[Entries with figure data]
☆ ☆ ☆ ☆
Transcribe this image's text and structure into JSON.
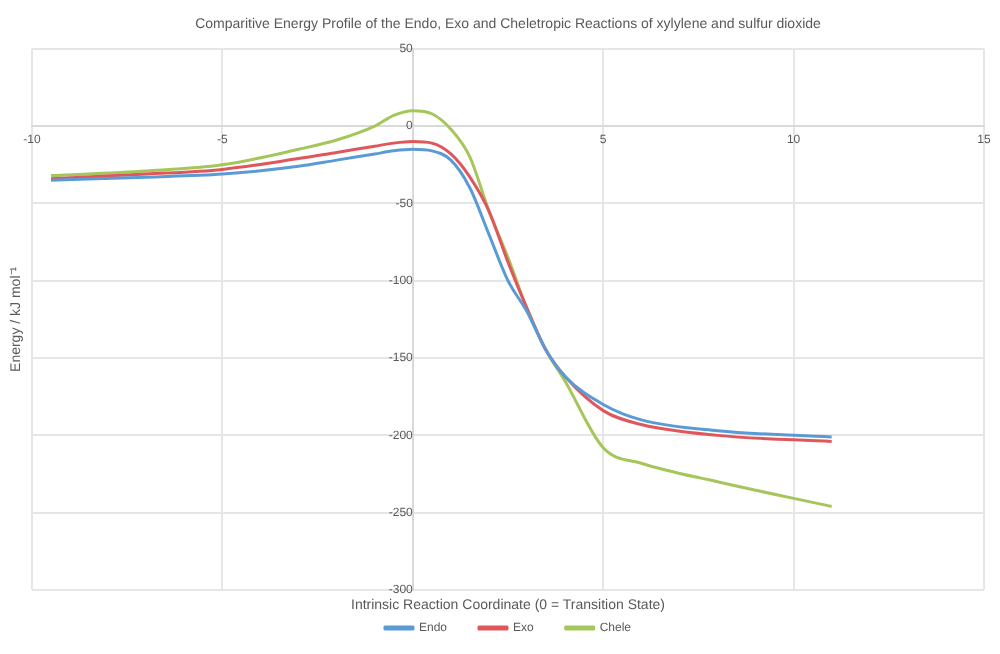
{
  "chart_data": {
    "type": "line",
    "title": "Comparitive Energy Profile of the Endo, Exo and Cheletropic Reactions of xylylene and sulfur dioxide",
    "xlabel": "Intrinsic Reaction Coordinate (0 = Transition State)",
    "ylabel": "Energy / kJ mol⁻¹",
    "xlim": [
      -10,
      15
    ],
    "xticks": [
      -10,
      -5,
      5,
      10,
      15
    ],
    "ylim": [
      -300,
      50
    ],
    "yticks": [
      -300,
      -250,
      -200,
      -150,
      -100,
      -50,
      0,
      50
    ],
    "grid": true,
    "legend": "bottom",
    "marker": "none",
    "line_style": "solid",
    "series": [
      {
        "name": "Endo",
        "color": "#5b9bd5",
        "x": [
          -9.5,
          -7,
          -5,
          -3,
          -2,
          -1,
          -0.5,
          0,
          0.5,
          1,
          1.5,
          2,
          2.5,
          3,
          3.5,
          4,
          5,
          6,
          8,
          11
        ],
        "values": [
          -35,
          -33,
          -31,
          -26,
          -22,
          -18,
          -16,
          -15,
          -16,
          -22,
          -40,
          -70,
          -100,
          -120,
          -145,
          -162,
          -180,
          -190,
          -197,
          -201
        ]
      },
      {
        "name": "Exo",
        "color": "#e0575b",
        "x": [
          -9.5,
          -7,
          -5,
          -3,
          -2,
          -1,
          -0.5,
          0,
          0.5,
          1,
          1.5,
          2,
          2.5,
          3,
          3.5,
          4,
          5,
          6,
          8,
          11
        ],
        "values": [
          -34,
          -31,
          -28,
          -21,
          -17,
          -13,
          -11,
          -10,
          -11,
          -18,
          -33,
          -55,
          -88,
          -118,
          -145,
          -162,
          -184,
          -193,
          -200,
          -204
        ]
      },
      {
        "name": "Chele",
        "color": "#a5c65a",
        "x": [
          -9.5,
          -7,
          -5,
          -3,
          -2,
          -1,
          -0.5,
          0,
          0.5,
          1,
          1.5,
          2,
          2.5,
          3,
          3.5,
          4,
          5,
          6,
          8,
          11
        ],
        "values": [
          -32,
          -29,
          -25,
          -15,
          -9,
          0,
          7,
          10,
          8,
          -2,
          -20,
          -55,
          -85,
          -118,
          -145,
          -165,
          -208,
          -218,
          -230,
          -246
        ]
      }
    ]
  }
}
☆ ☆ ☆ ☆
- [To do] Filter the records down to the lines that contain the string "color", and copy those lines.

- [Solution]
        "color": "#5b9bd5",
        "color": "#e0575b",
        "color": "#a5c65a",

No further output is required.